TASK DIRECTIONS - Locate each line holding the string "sumbu" and copy it.

— start GIVEN DATA —

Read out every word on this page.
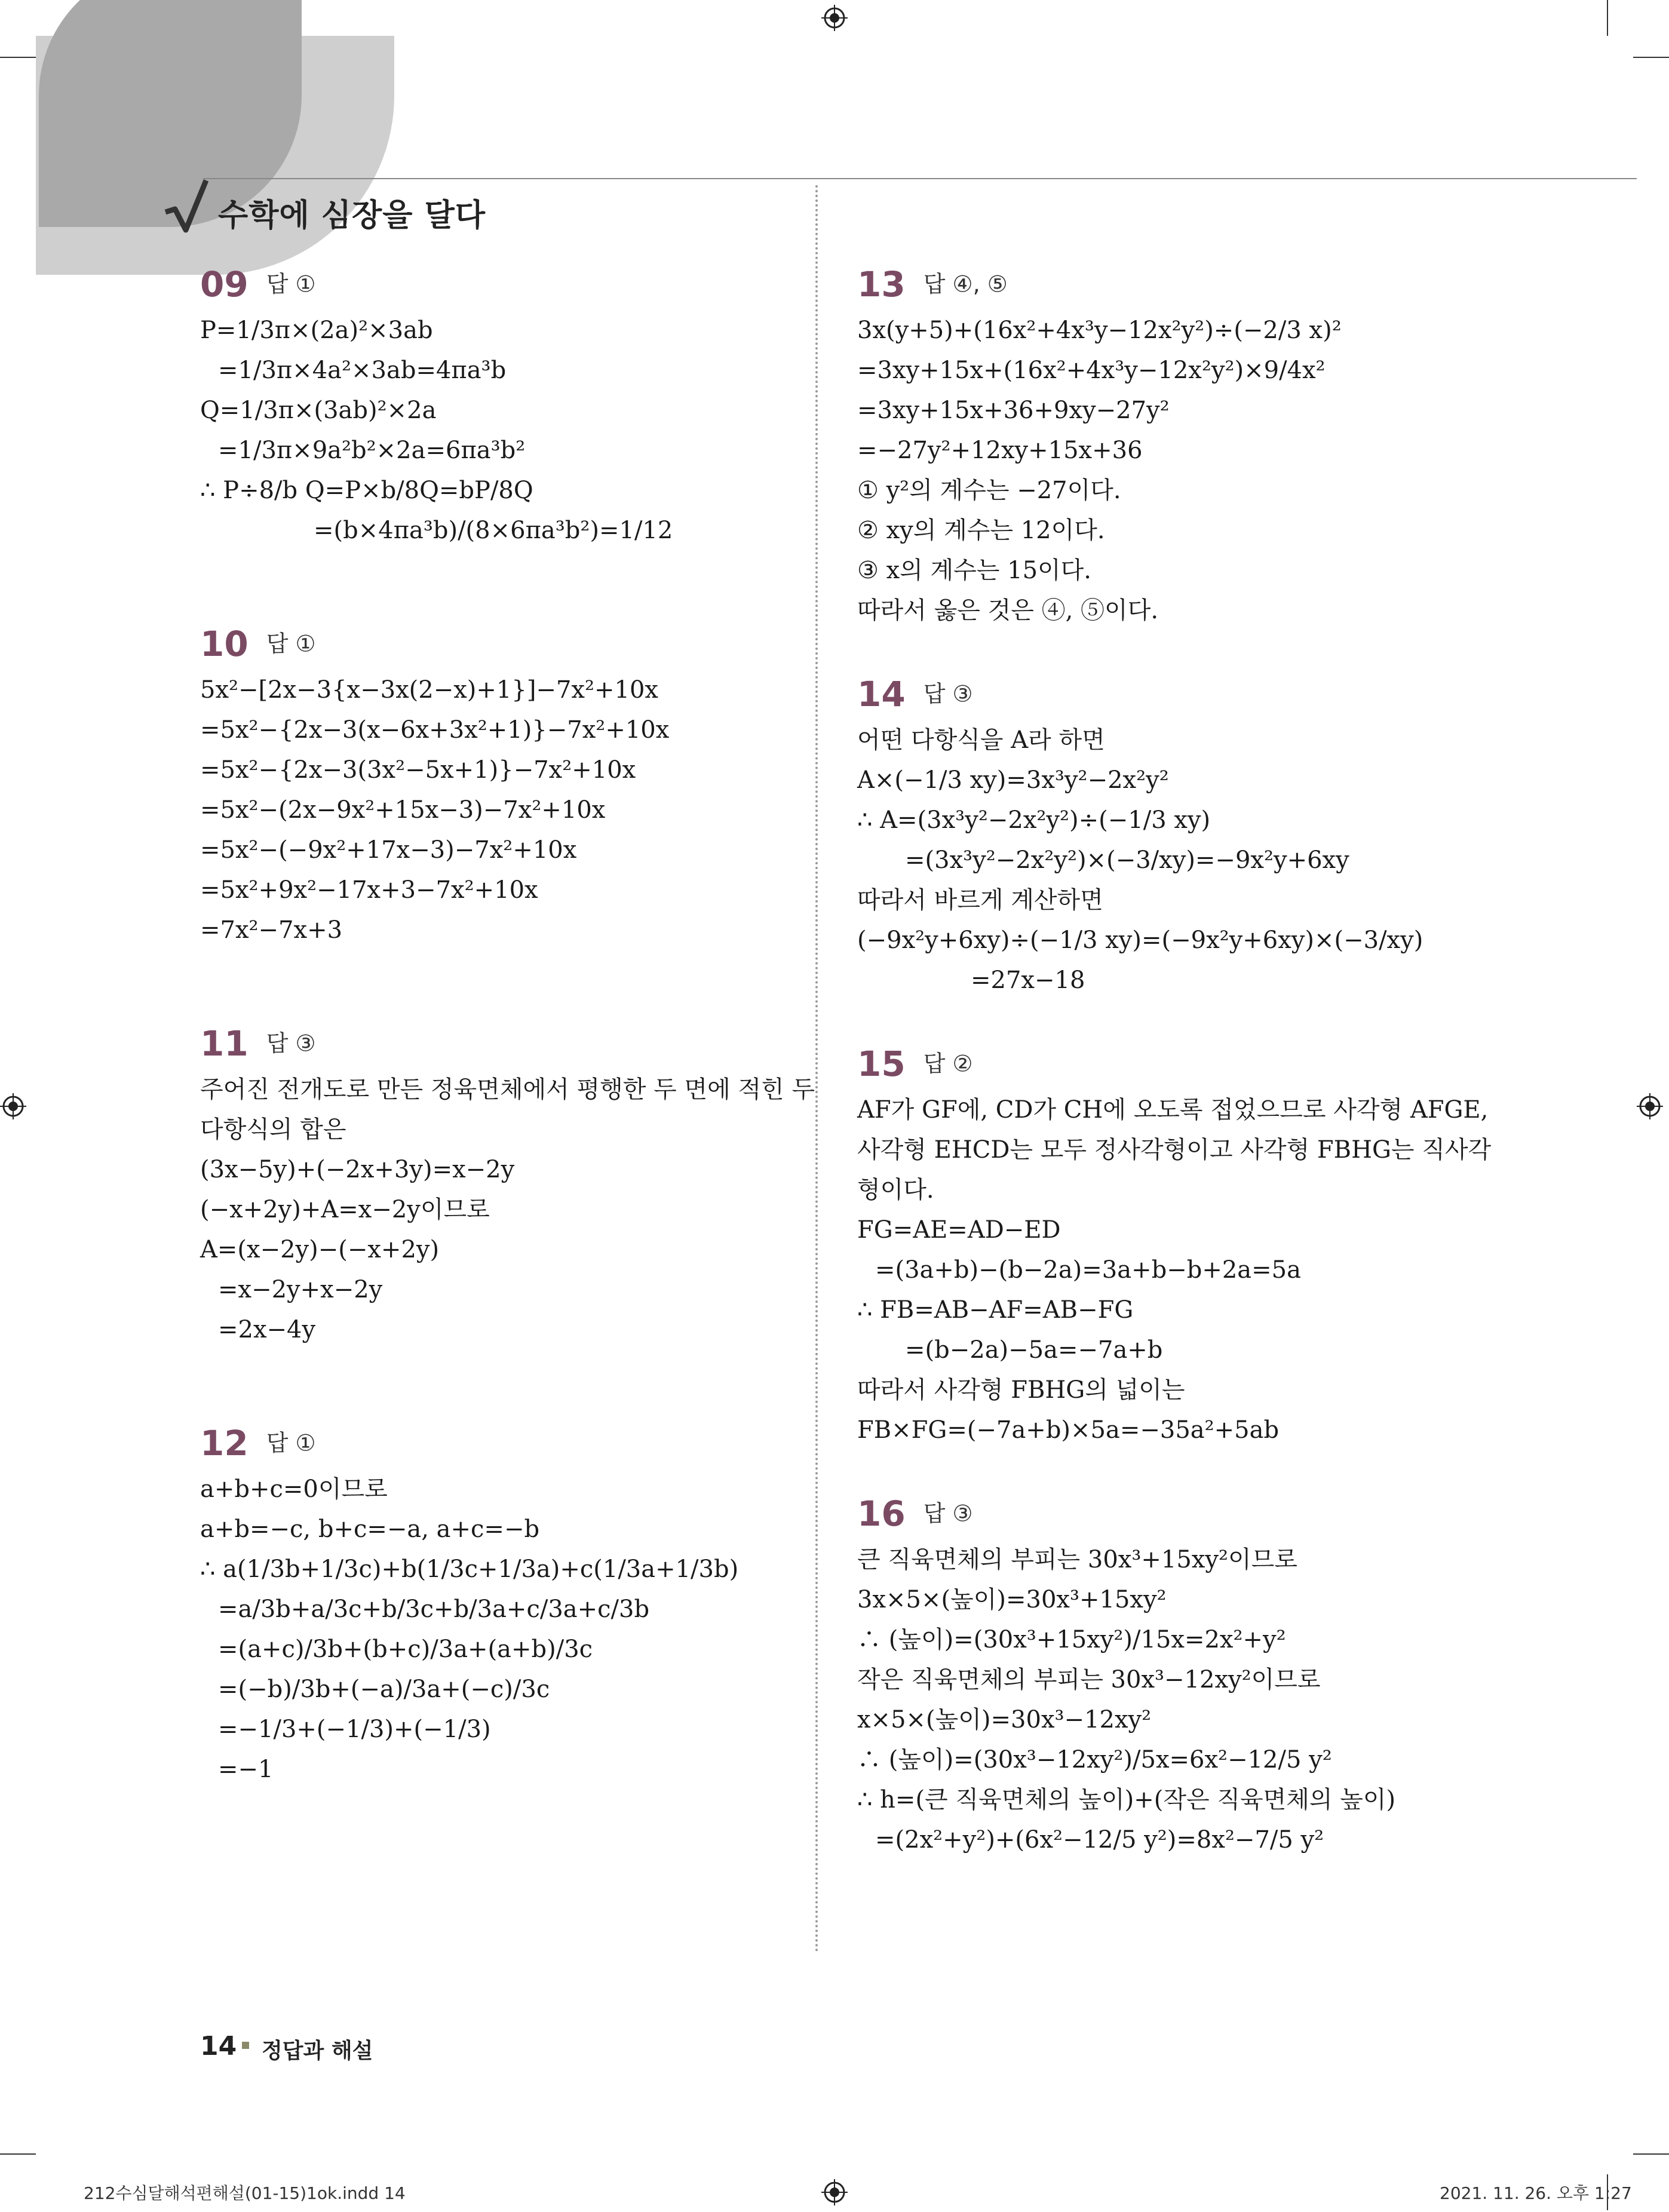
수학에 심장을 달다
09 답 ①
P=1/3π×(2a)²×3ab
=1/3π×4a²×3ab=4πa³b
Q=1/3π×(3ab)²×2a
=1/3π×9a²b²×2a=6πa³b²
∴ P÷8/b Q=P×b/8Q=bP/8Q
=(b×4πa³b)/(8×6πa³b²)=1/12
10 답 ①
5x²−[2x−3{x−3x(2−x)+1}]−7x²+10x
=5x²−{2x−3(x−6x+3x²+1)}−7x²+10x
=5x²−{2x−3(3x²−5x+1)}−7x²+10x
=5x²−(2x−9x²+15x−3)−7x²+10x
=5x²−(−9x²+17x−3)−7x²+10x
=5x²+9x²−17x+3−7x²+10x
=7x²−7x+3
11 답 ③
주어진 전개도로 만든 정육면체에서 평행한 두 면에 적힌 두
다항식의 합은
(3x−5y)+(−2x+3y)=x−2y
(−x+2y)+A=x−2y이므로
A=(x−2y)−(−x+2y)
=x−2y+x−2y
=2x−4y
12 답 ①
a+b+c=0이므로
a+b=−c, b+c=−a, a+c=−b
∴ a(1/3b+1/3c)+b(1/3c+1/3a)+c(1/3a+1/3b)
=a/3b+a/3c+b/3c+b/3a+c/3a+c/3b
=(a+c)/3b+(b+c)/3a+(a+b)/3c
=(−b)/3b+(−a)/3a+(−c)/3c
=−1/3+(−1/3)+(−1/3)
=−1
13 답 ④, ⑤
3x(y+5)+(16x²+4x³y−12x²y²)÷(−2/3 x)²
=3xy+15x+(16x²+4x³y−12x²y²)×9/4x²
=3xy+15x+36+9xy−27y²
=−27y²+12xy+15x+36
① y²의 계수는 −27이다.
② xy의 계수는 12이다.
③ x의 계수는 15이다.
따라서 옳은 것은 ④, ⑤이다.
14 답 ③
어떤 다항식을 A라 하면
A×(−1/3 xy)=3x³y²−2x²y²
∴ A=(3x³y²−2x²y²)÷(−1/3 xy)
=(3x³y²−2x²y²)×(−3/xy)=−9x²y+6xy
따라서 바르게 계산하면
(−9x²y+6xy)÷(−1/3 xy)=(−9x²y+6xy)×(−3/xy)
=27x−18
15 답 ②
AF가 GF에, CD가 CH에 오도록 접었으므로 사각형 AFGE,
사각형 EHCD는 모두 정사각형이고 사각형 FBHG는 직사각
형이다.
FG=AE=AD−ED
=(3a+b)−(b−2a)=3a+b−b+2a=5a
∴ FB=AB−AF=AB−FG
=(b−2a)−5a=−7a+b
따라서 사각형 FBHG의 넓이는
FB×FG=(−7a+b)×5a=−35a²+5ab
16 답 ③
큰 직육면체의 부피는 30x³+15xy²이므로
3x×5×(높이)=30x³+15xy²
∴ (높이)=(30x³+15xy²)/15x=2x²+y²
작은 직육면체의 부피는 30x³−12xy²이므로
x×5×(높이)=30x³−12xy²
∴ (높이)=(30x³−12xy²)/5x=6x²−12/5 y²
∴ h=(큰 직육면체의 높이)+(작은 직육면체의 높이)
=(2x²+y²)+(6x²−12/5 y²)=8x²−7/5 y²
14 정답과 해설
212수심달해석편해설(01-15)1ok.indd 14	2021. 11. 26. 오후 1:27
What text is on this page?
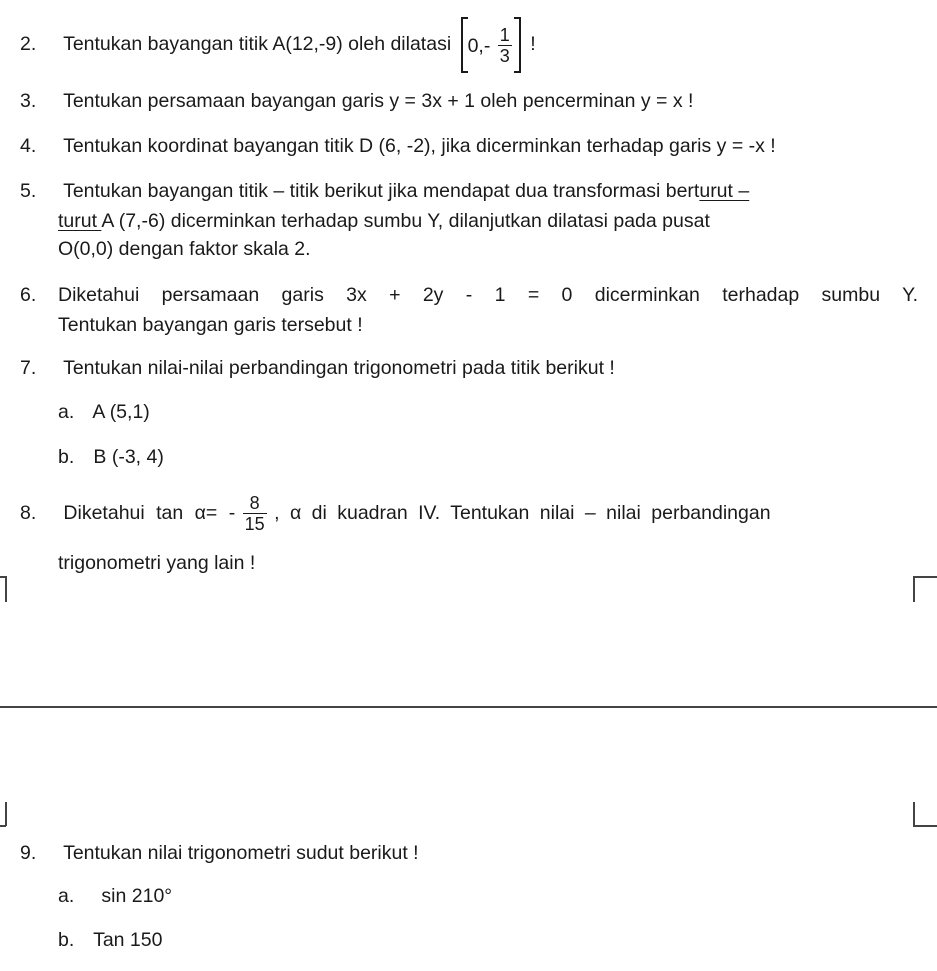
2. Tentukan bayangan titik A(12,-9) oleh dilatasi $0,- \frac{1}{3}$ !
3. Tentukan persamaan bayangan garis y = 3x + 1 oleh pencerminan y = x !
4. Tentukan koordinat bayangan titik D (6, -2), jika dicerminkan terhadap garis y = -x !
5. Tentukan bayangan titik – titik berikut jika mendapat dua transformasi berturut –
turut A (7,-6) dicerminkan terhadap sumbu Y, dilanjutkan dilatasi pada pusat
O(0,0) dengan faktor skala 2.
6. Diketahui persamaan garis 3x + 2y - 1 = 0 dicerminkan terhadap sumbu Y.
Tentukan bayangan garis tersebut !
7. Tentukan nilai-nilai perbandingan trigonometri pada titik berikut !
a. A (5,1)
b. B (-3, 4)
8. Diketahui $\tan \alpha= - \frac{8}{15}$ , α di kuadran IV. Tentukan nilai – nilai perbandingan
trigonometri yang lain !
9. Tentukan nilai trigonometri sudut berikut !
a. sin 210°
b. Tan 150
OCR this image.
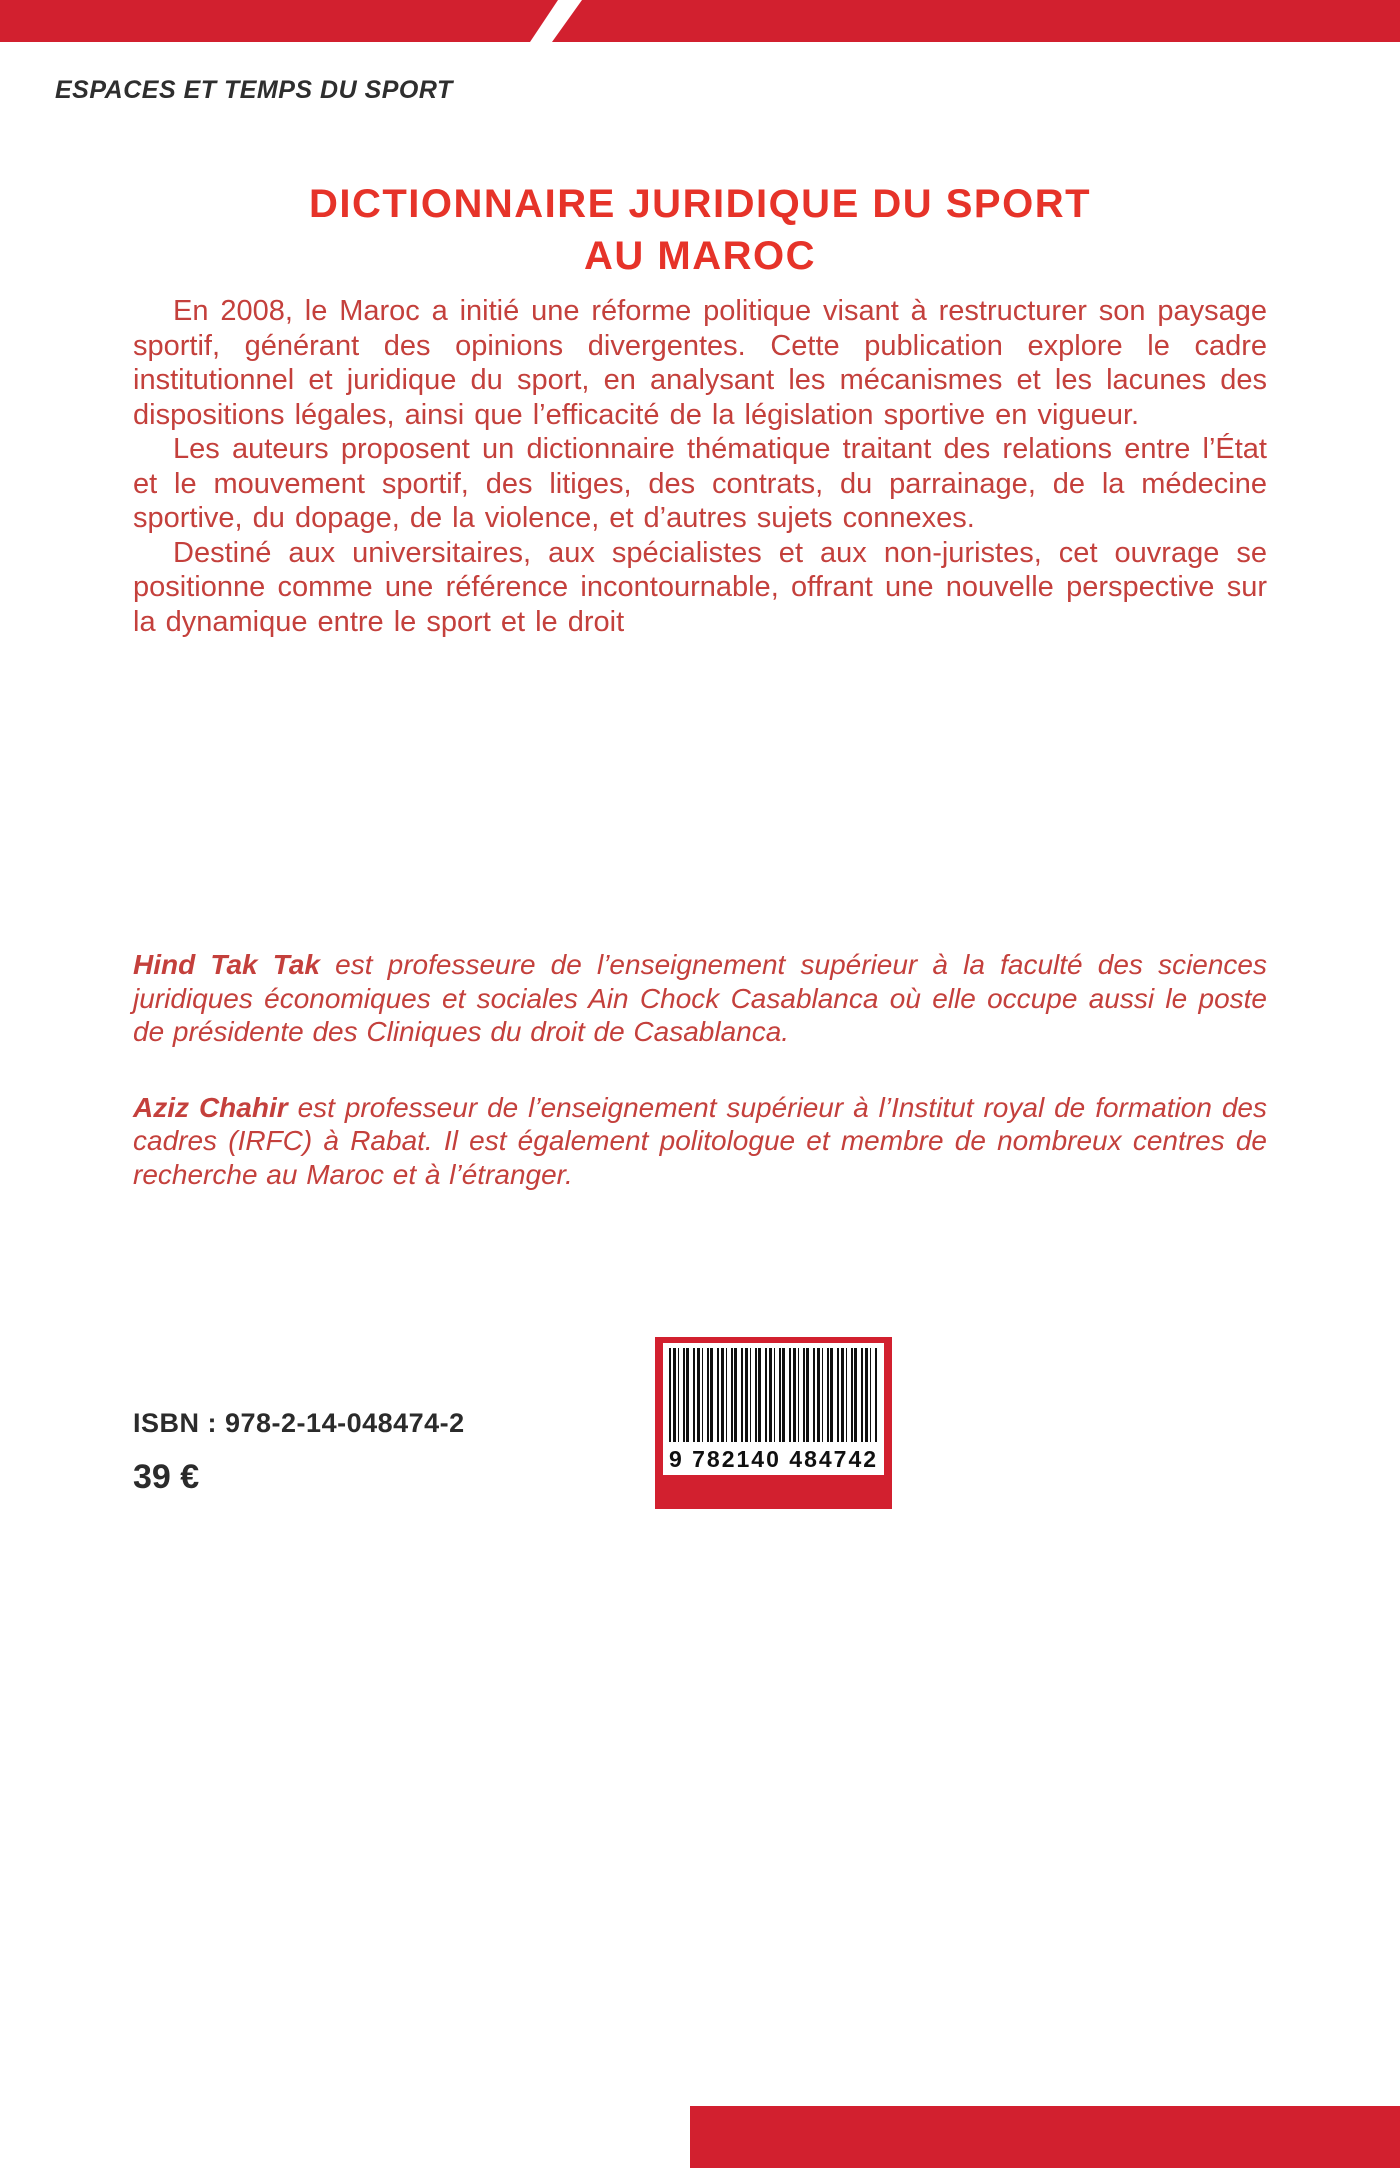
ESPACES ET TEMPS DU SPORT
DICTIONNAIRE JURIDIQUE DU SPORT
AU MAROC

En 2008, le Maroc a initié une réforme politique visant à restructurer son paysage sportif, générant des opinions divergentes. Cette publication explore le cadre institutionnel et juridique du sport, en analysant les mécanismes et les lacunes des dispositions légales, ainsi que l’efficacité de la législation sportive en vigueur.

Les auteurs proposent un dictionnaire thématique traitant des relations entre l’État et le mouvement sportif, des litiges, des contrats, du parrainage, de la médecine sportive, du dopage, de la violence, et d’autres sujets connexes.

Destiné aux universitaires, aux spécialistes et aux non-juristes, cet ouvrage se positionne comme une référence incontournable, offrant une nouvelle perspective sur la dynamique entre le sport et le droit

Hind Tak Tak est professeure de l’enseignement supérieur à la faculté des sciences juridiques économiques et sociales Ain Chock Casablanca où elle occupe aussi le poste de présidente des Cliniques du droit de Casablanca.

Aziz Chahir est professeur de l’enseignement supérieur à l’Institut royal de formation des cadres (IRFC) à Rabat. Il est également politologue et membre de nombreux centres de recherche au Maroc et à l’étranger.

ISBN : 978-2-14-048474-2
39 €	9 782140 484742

— end GIVEN DATA —

TASK OUTPUT -
turut A (7,-6) dicerminkan terhadap sumbu Y, dilanjutkan dilatasi pada pusat
6. Diketahui persamaan garis 3x + 2y - 1 = 0 dicerminkan terhadap sumbu Y.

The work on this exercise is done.